What the exercise asks: Gather, from the data below, each line in which the word "also" occurs.

Saved entries
========

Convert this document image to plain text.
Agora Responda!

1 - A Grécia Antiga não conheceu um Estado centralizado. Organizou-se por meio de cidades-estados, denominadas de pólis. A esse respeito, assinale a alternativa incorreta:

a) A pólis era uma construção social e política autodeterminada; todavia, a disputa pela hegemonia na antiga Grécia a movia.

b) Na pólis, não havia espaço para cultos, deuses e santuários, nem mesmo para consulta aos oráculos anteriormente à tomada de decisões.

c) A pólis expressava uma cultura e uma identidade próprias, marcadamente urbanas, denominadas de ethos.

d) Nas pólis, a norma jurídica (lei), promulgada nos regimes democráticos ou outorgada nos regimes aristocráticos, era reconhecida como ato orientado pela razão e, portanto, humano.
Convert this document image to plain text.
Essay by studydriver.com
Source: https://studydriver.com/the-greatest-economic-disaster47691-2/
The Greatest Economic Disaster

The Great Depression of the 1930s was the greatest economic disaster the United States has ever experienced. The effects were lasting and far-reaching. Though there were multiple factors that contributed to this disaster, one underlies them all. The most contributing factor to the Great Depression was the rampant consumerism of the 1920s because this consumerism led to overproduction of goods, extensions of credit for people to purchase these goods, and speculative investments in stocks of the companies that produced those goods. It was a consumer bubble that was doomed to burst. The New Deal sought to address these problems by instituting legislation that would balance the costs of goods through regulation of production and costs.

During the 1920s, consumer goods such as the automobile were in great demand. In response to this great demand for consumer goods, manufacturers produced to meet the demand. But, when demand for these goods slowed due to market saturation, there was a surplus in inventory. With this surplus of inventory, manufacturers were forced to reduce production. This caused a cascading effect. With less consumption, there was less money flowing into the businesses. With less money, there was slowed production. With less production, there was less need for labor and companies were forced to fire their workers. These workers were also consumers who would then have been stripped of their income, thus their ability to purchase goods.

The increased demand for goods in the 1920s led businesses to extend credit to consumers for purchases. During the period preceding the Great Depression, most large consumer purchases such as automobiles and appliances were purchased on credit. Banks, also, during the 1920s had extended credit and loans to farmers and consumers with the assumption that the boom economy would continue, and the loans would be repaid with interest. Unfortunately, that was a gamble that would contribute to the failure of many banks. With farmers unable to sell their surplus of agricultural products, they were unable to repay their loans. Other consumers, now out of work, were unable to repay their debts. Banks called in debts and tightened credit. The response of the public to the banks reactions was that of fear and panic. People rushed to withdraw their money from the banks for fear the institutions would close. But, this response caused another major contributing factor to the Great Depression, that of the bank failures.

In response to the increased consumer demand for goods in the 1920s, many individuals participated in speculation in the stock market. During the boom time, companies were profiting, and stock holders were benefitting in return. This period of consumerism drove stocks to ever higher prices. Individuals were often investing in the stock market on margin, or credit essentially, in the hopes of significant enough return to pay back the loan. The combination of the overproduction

========

Task output:
During the 1920s, consumer goods such as the automobile were in great demand. In response to this great demand for consumer goods, manufacturers produced to meet the demand. But, when demand for these goods slowed due to market saturation, there was a surplus in inventory. With this surplus of inventory, manufacturers were forced to reduce production. This caused a cascading effect. With less consumption, there was less money flowing into the businesses. With less money, there was slowed production. With less production, there was less need for labor and companies were forced to fire their workers. These workers were also consumers who would then have been stripped of their income, thus their ability to purchase goods.
The increased demand for goods in the 1920s led businesses to extend credit to consumers for purchases. During the period preceding the Great Depression, most large consumer purchases such as automobiles and appliances were purchased on credit. Banks, also, during the 1920s had extended credit and loans to farmers and consumers with the assumption that the boom economy would continue, and the loans would be repaid with interest. Unfortunately, that was a gamble that would contribute to the failure of many banks. With farmers unable to sell their surplus of agricultural products, they were unable to repay their loans. Other consumers, now out of work, were unable to repay their debts. Banks called in debts and tightened credit. The response of the public to the banks reactions was that of fear and panic. People rushed to withdraw their money from the banks for fear the institutions would close. But, this response caused another major contributing factor to the Great Depression, that of the bank failures.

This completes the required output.